Required work
Determine how many lines include the word "ylabel", then give that number and nothing more.

Dataset listings of figures
-- Begin --

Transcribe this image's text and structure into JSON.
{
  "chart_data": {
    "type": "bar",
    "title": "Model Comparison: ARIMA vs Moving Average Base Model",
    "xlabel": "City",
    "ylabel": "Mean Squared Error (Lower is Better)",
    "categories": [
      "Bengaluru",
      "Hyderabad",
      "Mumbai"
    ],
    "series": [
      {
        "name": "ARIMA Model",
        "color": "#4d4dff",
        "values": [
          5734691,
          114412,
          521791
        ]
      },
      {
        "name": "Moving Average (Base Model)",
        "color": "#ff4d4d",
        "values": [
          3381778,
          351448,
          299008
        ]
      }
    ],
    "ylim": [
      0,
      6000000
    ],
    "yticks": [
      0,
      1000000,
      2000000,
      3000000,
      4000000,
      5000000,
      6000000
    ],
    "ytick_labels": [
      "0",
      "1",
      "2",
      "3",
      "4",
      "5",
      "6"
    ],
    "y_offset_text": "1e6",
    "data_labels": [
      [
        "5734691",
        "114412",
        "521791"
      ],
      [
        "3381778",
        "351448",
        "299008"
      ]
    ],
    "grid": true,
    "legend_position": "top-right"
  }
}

-- End --
-- Begin --

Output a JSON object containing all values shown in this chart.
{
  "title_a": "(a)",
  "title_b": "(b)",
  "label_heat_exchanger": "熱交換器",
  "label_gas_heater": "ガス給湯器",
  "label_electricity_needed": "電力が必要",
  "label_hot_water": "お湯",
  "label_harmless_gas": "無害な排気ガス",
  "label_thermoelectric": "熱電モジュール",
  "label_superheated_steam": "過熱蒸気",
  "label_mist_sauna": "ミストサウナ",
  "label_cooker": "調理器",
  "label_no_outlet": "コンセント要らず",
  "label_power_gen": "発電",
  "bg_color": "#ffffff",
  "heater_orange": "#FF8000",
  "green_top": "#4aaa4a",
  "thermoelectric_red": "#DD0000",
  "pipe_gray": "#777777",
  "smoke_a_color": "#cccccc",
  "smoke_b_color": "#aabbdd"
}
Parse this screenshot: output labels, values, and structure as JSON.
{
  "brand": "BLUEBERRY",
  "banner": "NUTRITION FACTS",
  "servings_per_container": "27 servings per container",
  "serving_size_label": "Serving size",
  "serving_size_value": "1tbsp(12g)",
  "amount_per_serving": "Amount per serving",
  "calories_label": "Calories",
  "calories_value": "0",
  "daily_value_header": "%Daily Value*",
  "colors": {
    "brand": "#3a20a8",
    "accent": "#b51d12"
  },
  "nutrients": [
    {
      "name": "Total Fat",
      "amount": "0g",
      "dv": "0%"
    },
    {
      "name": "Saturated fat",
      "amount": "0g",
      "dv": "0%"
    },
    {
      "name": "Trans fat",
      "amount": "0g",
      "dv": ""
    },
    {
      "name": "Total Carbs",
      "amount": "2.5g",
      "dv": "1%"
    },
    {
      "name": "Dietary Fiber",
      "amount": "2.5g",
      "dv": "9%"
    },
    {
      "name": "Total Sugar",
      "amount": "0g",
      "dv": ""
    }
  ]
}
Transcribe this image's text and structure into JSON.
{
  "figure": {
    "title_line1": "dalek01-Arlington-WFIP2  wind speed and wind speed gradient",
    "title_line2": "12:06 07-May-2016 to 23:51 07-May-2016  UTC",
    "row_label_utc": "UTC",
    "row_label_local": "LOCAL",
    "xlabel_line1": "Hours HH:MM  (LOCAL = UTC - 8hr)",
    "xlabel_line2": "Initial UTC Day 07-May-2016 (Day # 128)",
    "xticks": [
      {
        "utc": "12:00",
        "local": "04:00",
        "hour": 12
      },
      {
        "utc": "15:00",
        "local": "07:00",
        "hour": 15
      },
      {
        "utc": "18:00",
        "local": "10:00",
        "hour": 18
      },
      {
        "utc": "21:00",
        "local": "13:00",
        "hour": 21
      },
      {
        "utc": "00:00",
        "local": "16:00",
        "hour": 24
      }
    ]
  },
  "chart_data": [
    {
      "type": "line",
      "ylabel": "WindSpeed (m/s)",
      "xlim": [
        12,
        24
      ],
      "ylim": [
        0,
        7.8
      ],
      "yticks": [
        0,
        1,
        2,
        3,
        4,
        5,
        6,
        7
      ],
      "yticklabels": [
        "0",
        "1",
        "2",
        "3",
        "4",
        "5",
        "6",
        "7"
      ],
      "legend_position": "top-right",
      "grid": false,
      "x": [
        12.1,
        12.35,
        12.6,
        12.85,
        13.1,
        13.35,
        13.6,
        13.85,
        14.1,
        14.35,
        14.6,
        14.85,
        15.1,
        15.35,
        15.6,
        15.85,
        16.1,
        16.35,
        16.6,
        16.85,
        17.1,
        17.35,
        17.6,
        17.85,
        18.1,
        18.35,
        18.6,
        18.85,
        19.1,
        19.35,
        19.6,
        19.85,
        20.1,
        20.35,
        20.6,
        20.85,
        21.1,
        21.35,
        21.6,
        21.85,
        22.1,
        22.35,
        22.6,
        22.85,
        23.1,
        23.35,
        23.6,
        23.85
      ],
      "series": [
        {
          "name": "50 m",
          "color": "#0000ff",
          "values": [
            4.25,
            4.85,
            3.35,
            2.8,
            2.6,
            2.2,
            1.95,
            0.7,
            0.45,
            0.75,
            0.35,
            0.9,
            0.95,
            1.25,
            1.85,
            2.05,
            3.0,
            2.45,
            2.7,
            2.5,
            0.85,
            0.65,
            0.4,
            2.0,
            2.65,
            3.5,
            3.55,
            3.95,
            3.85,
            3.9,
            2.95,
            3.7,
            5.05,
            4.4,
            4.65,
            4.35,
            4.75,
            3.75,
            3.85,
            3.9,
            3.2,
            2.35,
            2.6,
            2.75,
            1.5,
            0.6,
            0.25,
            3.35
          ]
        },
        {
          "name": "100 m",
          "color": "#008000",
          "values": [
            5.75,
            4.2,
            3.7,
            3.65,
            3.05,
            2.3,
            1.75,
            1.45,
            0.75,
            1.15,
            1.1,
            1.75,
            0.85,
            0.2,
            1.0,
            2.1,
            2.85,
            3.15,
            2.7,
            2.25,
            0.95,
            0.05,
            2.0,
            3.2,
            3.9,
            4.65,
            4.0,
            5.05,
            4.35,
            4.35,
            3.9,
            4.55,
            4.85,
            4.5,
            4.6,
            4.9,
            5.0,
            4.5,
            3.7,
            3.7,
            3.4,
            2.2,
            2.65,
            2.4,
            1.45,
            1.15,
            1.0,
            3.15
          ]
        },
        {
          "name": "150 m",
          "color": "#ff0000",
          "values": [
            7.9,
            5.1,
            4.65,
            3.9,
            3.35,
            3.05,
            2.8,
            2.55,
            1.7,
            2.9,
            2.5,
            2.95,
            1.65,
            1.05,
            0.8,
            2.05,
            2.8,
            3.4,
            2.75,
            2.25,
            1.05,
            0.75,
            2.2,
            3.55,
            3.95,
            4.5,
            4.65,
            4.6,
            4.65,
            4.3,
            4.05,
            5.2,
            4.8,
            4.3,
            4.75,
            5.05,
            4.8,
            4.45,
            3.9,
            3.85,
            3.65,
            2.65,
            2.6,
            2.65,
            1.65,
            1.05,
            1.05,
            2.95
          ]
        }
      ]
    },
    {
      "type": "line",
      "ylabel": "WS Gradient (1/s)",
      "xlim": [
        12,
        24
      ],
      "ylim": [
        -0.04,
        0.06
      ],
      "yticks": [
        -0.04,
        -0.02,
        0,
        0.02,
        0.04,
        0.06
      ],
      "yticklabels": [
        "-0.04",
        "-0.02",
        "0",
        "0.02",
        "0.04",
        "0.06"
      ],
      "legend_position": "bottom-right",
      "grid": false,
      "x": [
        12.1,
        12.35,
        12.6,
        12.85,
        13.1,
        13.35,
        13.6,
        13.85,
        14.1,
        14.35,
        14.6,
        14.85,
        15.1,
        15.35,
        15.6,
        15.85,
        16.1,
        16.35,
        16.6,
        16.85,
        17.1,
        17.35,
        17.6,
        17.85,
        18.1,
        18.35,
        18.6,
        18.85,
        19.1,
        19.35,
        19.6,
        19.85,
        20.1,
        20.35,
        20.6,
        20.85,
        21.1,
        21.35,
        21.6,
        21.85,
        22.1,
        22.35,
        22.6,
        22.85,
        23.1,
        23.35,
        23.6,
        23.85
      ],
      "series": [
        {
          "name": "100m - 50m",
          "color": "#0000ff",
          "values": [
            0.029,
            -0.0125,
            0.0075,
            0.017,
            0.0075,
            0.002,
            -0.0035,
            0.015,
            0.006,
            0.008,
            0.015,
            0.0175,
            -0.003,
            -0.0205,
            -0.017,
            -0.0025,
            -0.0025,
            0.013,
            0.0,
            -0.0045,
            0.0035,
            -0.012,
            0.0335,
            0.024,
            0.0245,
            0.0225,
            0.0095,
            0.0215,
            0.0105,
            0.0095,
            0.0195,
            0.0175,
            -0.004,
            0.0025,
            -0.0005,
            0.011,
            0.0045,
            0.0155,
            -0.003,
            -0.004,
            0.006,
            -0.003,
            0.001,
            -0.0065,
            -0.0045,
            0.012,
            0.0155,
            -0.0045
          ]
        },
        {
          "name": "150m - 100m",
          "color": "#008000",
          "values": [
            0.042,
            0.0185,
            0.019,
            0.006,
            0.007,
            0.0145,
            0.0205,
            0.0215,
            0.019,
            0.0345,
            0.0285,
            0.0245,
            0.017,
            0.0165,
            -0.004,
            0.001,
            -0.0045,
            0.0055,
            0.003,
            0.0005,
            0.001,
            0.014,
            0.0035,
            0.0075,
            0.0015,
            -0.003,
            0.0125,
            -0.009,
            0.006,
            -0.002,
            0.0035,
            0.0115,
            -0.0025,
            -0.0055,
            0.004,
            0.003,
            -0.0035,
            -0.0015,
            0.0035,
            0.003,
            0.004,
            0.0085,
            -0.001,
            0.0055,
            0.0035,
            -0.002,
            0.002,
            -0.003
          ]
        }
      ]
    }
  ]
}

-- End --
-- Begin --

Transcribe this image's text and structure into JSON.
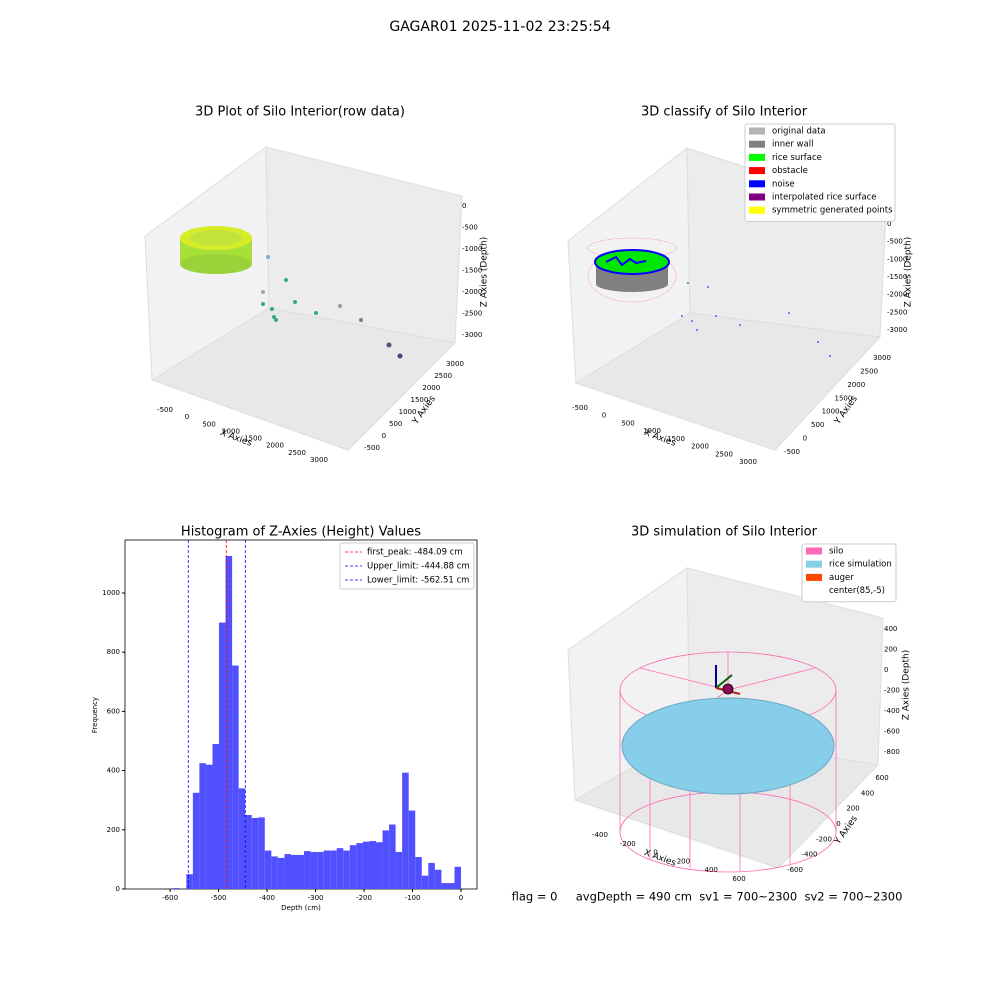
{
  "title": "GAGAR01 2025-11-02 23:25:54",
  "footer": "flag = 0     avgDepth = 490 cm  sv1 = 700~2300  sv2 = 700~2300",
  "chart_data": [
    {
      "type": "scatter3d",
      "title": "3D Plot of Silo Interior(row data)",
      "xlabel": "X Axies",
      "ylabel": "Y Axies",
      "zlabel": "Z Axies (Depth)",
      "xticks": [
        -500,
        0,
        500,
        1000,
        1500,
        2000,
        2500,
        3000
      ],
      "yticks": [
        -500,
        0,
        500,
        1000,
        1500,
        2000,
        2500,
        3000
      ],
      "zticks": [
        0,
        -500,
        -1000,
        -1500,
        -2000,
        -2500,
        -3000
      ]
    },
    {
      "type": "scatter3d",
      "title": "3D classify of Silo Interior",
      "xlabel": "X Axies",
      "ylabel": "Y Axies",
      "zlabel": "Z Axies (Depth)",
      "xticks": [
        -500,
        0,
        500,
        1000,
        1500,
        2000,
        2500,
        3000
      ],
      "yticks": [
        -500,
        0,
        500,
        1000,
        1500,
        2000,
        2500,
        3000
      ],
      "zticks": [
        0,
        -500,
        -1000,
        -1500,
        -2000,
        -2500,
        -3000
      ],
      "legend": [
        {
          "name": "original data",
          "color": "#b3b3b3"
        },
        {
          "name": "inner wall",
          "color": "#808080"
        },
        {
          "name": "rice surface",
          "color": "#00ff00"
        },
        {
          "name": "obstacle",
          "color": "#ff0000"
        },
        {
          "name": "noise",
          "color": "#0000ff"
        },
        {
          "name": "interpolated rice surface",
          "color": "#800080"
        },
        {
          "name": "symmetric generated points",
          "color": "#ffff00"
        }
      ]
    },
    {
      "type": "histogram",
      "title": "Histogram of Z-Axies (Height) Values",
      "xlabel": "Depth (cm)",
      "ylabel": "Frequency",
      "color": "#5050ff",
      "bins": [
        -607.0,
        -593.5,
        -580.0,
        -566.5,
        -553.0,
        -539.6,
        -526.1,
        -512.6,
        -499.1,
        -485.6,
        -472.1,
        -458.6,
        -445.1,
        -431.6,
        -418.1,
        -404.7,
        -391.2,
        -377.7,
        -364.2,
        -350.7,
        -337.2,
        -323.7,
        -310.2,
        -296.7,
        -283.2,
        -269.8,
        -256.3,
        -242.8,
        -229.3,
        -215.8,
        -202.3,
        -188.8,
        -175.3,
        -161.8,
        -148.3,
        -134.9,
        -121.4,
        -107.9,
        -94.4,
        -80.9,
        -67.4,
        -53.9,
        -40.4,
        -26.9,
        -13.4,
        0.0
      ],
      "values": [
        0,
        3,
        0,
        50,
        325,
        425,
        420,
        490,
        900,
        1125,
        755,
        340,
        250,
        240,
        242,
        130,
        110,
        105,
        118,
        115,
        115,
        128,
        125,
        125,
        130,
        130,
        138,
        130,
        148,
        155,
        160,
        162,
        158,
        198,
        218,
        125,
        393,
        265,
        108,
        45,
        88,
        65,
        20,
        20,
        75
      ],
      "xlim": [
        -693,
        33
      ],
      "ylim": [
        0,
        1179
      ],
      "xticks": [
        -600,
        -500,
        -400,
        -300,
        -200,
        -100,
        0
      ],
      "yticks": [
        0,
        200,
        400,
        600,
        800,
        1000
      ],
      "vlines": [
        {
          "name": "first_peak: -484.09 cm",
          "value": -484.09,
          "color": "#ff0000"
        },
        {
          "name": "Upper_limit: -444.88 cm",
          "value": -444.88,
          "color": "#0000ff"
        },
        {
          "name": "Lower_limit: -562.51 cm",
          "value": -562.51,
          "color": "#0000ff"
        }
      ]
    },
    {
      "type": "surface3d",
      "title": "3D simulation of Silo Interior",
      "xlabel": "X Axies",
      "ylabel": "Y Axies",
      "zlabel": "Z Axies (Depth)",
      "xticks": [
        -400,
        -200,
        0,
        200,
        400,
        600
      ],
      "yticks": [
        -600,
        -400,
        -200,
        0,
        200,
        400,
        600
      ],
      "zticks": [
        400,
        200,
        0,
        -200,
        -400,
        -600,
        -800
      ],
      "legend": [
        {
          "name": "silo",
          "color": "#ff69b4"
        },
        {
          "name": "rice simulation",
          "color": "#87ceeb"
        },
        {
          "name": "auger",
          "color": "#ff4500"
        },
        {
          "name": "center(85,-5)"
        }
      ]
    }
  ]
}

-- End --

Exercise solution
7